**GOAL:** Write out the data again exactly, skipping every picture.

Dataset records

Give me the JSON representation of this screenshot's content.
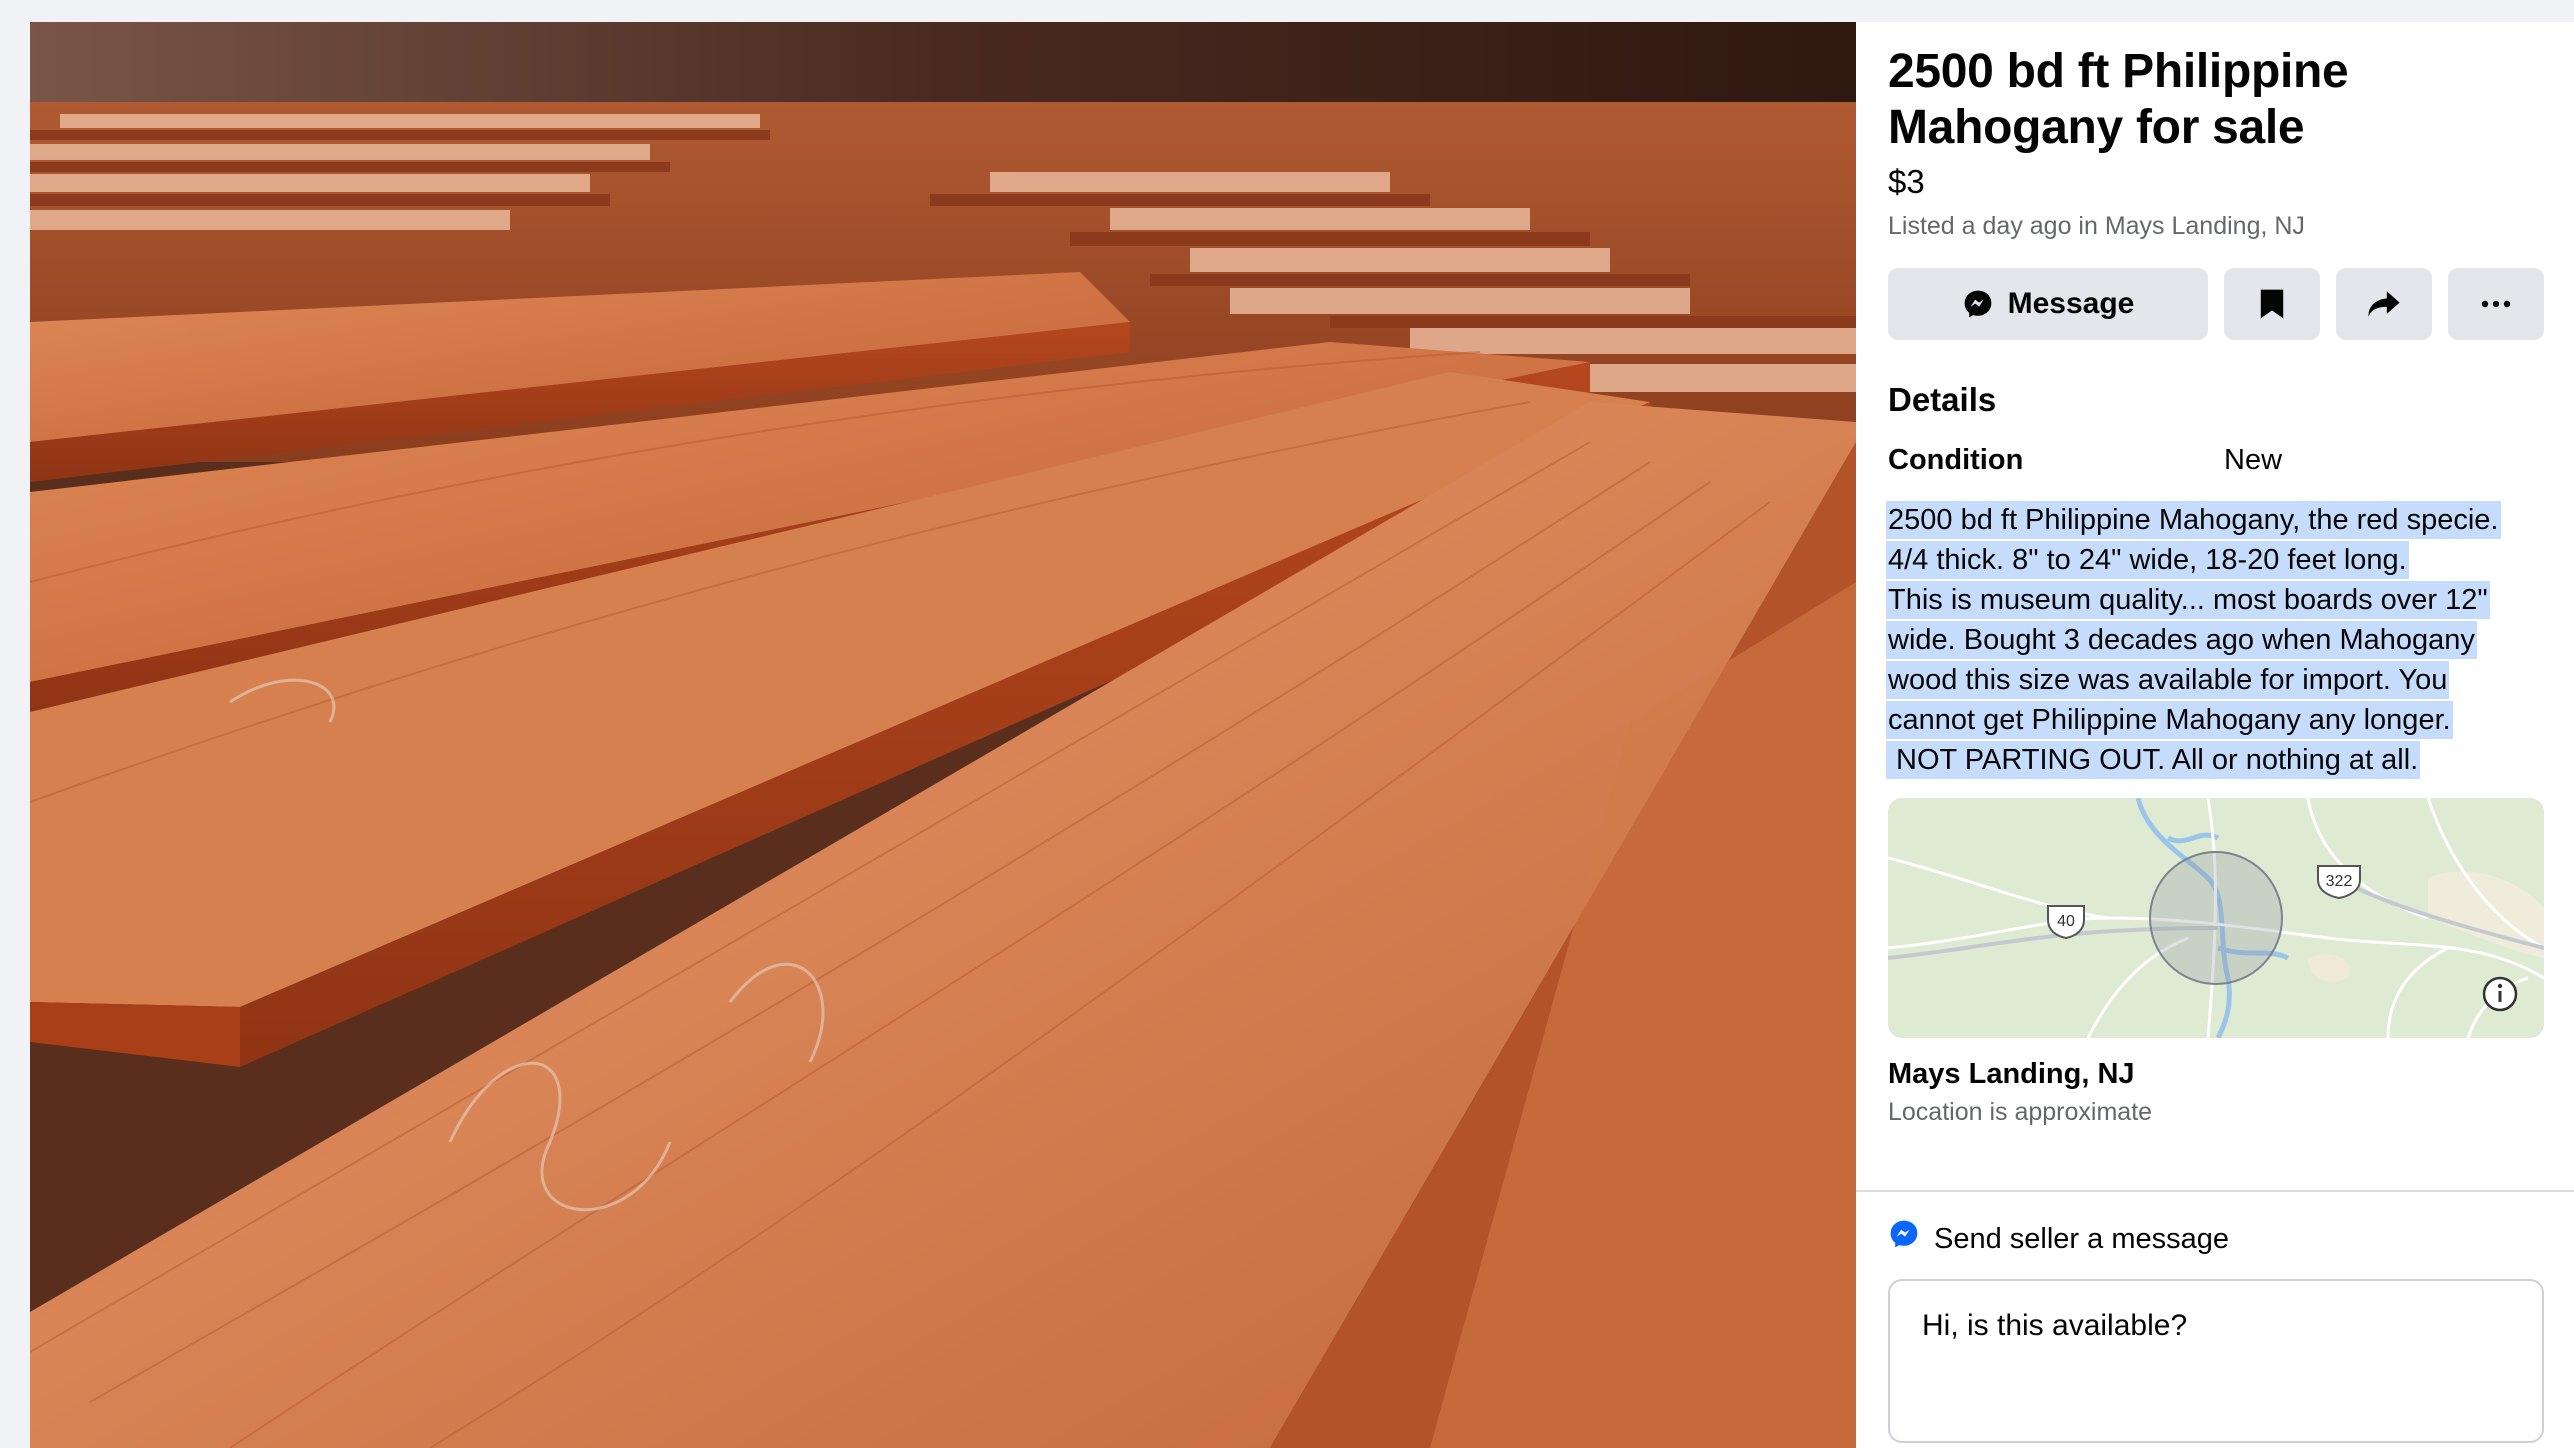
{
  "listing": {
    "title": "2500 bd ft Philippine Mahogany for sale",
    "price": "$3",
    "meta": "Listed a day ago in Mays Landing, NJ"
  },
  "actions": {
    "message_label": "Message",
    "save_icon": "bookmark-icon",
    "share_icon": "share-icon",
    "more_icon": "more-icon",
    "messenger_icon": "messenger-icon"
  },
  "details": {
    "heading": "Details",
    "condition_label": "Condition",
    "condition_value": "New",
    "description_lines": [
      "2500 bd ft Philippine Mahogany, the red specie.",
      "4/4 thick. 8\" to 24\" wide, 18-20 feet long.",
      "This is museum quality... most boards over 12\"",
      "wide. Bought 3 decades ago when Mahogany",
      "wood this size was available for import. You",
      "cannot get Philippine Mahogany any longer.",
      " NOT PARTING OUT. All or nothing at all."
    ]
  },
  "map": {
    "route_40": "40",
    "route_322": "322",
    "info_icon": "info-icon"
  },
  "location": {
    "name": "Mays Landing, NJ",
    "note": "Location is approximate"
  },
  "send": {
    "header": "Send seller a message",
    "input_value": "Hi, is this available?"
  },
  "colors": {
    "selection": "#c5dcfd",
    "button_bg": "#e4e6eb",
    "secondary_text": "#65676b",
    "messenger_blue": "#0866ff"
  }
}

**PROBLEM SOLUTION:**
Give me the JSON representation of this screenshot's content.
{
  "listing": {
    "title": "2500 bd ft Philippine Mahogany for sale",
    "price": "$3",
    "meta": "Listed a day ago in Mays Landing, NJ"
  },
  "actions": {
    "message_label": "Message",
    "save_icon": "bookmark-icon",
    "share_icon": "share-icon",
    "more_icon": "more-icon",
    "messenger_icon": "messenger-icon"
  },
  "details": {
    "heading": "Details",
    "condition_label": "Condition",
    "condition_value": "New",
    "description_lines": [
      "2500 bd ft Philippine Mahogany, the red specie.",
      "4/4 thick. 8\" to 24\" wide, 18-20 feet long.",
      "This is museum quality... most boards over 12\"",
      "wide. Bought 3 decades ago when Mahogany",
      "wood this size was available for import. You",
      "cannot get Philippine Mahogany any longer.",
      " NOT PARTING OUT. All or nothing at all."
    ]
  },
  "map": {
    "route_40": "40",
    "route_322": "322",
    "info_icon": "info-icon"
  },
  "location": {
    "name": "Mays Landing, NJ",
    "note": "Location is approximate"
  },
  "send": {
    "header": "Send seller a message",
    "input_value": "Hi, is this available?"
  },
  "colors": {
    "selection": "#c5dcfd",
    "button_bg": "#e4e6eb",
    "secondary_text": "#65676b",
    "messenger_blue": "#0866ff"
  }
}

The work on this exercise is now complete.